Dataset listings of figures
--- begin ---
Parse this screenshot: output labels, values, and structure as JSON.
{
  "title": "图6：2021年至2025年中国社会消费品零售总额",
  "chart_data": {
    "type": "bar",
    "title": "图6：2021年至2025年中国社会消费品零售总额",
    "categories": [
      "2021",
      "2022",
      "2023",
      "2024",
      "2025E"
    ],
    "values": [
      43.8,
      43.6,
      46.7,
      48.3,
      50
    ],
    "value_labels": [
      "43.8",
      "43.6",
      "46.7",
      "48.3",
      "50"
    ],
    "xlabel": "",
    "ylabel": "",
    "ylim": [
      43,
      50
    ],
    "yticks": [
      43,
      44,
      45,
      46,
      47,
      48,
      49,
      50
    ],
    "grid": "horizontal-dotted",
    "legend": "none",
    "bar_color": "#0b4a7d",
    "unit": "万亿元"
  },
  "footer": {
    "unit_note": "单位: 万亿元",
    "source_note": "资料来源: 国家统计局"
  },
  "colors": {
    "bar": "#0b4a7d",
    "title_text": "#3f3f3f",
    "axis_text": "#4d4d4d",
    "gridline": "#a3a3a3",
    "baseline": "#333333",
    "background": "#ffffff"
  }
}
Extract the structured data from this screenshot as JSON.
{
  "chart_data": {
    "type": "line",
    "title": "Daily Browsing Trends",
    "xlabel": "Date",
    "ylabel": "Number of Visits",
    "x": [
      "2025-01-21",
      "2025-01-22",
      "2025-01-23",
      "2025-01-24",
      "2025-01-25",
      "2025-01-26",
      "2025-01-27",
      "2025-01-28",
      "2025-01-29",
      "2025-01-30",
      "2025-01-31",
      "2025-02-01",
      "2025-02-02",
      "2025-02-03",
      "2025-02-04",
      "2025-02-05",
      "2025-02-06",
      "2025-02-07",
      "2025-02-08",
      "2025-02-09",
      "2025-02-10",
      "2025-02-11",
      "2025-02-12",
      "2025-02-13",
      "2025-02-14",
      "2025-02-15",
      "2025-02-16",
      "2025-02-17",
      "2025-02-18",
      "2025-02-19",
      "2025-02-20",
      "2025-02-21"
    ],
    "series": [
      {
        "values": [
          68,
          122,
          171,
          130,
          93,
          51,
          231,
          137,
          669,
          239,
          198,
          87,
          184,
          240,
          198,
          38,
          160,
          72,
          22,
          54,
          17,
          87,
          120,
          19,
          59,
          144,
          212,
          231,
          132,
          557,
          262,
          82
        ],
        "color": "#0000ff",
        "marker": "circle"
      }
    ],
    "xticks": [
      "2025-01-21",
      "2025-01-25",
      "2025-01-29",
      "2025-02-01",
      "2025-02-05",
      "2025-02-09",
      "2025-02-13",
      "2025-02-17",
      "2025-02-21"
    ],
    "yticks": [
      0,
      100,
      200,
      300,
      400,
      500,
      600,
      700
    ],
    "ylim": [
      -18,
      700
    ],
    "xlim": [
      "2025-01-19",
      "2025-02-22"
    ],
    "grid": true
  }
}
--- end ---
▶ _TASK TO COMPLETE_:
Repeat every entry word for word.

▶ _EXPECTED ANSWER_:
Parse this screenshot: output labels, values, and structure as JSON.
{
  "title": "图6：2021年至2025年中国社会消费品零售总额",
  "chart_data": {
    "type": "bar",
    "title": "图6：2021年至2025年中国社会消费品零售总额",
    "categories": [
      "2021",
      "2022",
      "2023",
      "2024",
      "2025E"
    ],
    "values": [
      43.8,
      43.6,
      46.7,
      48.3,
      50
    ],
    "value_labels": [
      "43.8",
      "43.6",
      "46.7",
      "48.3",
      "50"
    ],
    "xlabel": "",
    "ylabel": "",
    "ylim": [
      43,
      50
    ],
    "yticks": [
      43,
      44,
      45,
      46,
      47,
      48,
      49,
      50
    ],
    "grid": "horizontal-dotted",
    "legend": "none",
    "bar_color": "#0b4a7d",
    "unit": "万亿元"
  },
  "footer": {
    "unit_note": "单位: 万亿元",
    "source_note": "资料来源: 国家统计局"
  },
  "colors": {
    "bar": "#0b4a7d",
    "title_text": "#3f3f3f",
    "axis_text": "#4d4d4d",
    "gridline": "#a3a3a3",
    "baseline": "#333333",
    "background": "#ffffff"
  }
}
Extract the structured data from this screenshot as JSON.
{
  "chart_data": {
    "type": "line",
    "title": "Daily Browsing Trends",
    "xlabel": "Date",
    "ylabel": "Number of Visits",
    "x": [
      "2025-01-21",
      "2025-01-22",
      "2025-01-23",
      "2025-01-24",
      "2025-01-25",
      "2025-01-26",
      "2025-01-27",
      "2025-01-28",
      "2025-01-29",
      "2025-01-30",
      "2025-01-31",
      "2025-02-01",
      "2025-02-02",
      "2025-02-03",
      "2025-02-04",
      "2025-02-05",
      "2025-02-06",
      "2025-02-07",
      "2025-02-08",
      "2025-02-09",
      "2025-02-10",
      "2025-02-11",
      "2025-02-12",
      "2025-02-13",
      "2025-02-14",
      "2025-02-15",
      "2025-02-16",
      "2025-02-17",
      "2025-02-18",
      "2025-02-19",
      "2025-02-20",
      "2025-02-21"
    ],
    "series": [
      {
        "values": [
          68,
          122,
          171,
          130,
          93,
          51,
          231,
          137,
          669,
          239,
          198,
          87,
          184,
          240,
          198,
          38,
          160,
          72,
          22,
          54,
          17,
          87,
          120,
          19,
          59,
          144,
          212,
          231,
          132,
          557,
          262,
          82
        ],
        "color": "#0000ff",
        "marker": "circle"
      }
    ],
    "xticks": [
      "2025-01-21",
      "2025-01-25",
      "2025-01-29",
      "2025-02-01",
      "2025-02-05",
      "2025-02-09",
      "2025-02-13",
      "2025-02-17",
      "2025-02-21"
    ],
    "yticks": [
      0,
      100,
      200,
      300,
      400,
      500,
      600,
      700
    ],
    "ylim": [
      -18,
      700
    ],
    "xlim": [
      "2025-01-19",
      "2025-02-22"
    ],
    "grid": true
  }
}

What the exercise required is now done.